- [Set task] Identify and reproduce every line holding the string "payment".

- [Extracted data]

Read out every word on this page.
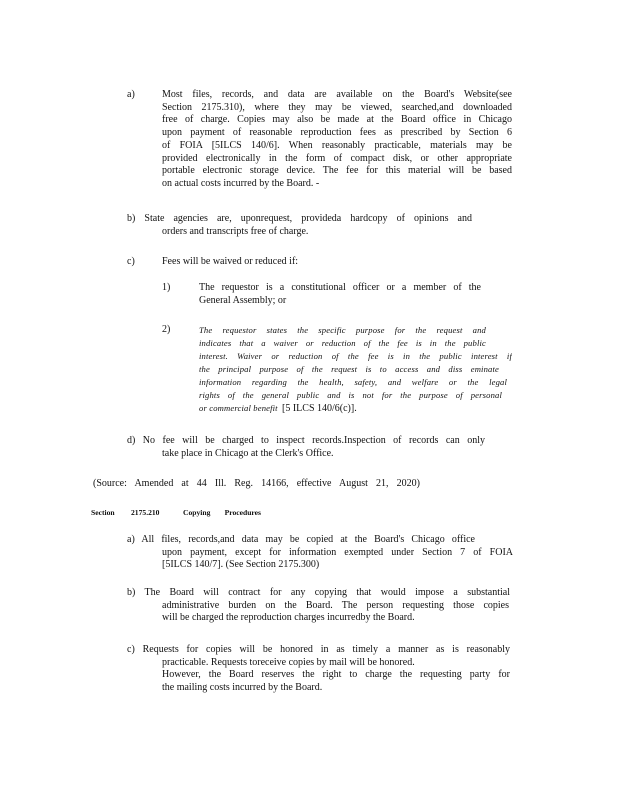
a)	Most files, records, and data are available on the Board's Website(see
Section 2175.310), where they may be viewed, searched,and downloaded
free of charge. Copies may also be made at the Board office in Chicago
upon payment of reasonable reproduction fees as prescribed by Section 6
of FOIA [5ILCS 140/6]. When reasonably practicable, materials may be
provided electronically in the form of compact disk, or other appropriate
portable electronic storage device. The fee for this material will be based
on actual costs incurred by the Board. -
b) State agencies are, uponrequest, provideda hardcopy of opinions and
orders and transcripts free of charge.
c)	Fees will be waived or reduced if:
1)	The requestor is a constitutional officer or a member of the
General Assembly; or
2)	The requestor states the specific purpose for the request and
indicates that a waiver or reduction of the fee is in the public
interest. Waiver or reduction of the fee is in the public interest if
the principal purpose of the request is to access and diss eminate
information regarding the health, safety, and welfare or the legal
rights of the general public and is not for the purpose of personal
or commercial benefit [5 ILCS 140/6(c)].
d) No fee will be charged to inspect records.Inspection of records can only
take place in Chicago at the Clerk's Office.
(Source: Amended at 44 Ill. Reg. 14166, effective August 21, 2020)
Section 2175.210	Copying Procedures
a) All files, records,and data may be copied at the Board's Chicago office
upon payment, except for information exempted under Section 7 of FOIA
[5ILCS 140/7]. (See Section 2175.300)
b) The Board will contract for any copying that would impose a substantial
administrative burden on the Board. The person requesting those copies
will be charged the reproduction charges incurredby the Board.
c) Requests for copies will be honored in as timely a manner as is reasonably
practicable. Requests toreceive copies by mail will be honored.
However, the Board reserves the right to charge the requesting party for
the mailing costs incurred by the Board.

- [Answer to the problem]
upon payment of reasonable reproduction fees as prescribed by Section 6
upon payment, except for information exempted under Section 7 of FOIA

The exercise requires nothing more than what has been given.